■ Stated goal ■
Please duplicate everything in the forum post below on assembling an xlsx file, from "I'm trying to" down to "valid xlsx file.", word for word.

■ Document text ■
How to properly assemble a valid xlsx file from its internal sub-components?

nick130586 picture nick130586 · Jun 18, 2012 · Viewed 38.1k times · Source

I'm trying to create an xlsx file programmatically on iOS. Since the internal data of xlsx files is basically stored in separate xml files, I tried to recreate xlsx structure with all its files and subdirectories, compress them into a zip file and set its extension to xlsx. I use GDataXML parser/writer for creating all the necessary xml files. However, the file I get can't be opened as xlsx file. Even if I rip all the data from a valid xlsx file, create all the xml files manually by copying data from the original xml files and compress them manually, I can't recreate a valid xlsx file.

The questions are:

  • is xlsx really just an archive containing xml files?
  • how do I create a valid xlsx file programmatically if I can't just compress xml files into zip file and set its extension to xlsx?

■ Data section ■
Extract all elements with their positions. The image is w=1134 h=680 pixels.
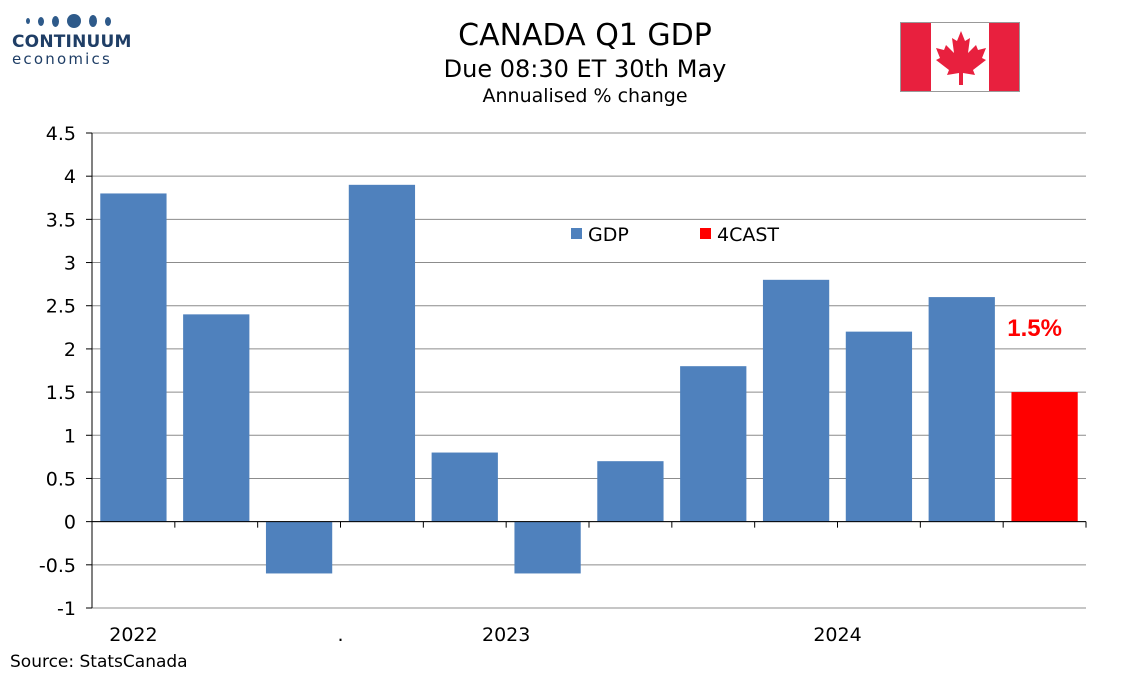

■ Exercise answer ■
I'm trying to create an xlsx file programmatically on iOS. Since the internal data of xlsx files is basically stored in separate xml files, I tried to recreate xlsx structure with all its files and subdirectories, compress them into a zip file and set its extension to xlsx. I use GDataXML parser/writer for creating all the necessary xml files. However, the file I get can't be opened as xlsx file. Even if I rip all the data from a valid xlsx file, create all the xml files manually by copying data from the original xml files and compress them manually, I can't recreate a valid xlsx file.